[Element region listings]
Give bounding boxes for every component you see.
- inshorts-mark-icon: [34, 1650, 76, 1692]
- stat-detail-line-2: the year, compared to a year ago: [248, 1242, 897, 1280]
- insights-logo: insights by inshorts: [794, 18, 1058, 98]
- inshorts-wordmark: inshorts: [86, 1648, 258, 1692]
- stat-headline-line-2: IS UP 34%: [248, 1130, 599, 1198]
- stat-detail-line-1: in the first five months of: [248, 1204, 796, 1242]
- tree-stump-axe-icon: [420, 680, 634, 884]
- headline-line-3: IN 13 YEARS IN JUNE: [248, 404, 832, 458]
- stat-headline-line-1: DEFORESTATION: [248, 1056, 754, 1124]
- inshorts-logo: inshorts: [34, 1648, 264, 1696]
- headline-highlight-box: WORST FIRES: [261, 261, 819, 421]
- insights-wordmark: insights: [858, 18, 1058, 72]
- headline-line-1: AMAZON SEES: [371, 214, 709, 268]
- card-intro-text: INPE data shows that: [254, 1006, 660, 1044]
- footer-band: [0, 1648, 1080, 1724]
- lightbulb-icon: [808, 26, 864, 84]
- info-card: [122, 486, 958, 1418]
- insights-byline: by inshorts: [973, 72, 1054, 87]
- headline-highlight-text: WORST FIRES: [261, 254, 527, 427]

**Exercise description**:
Pick out each line of the records that contains the string "FIRES", matching case exactly, and copy those lines.

**Exercise response**:
- headline-highlight-box: WORST FIRES: [261, 261, 819, 421]
- headline-highlight-text: WORST FIRES: [261, 254, 527, 427]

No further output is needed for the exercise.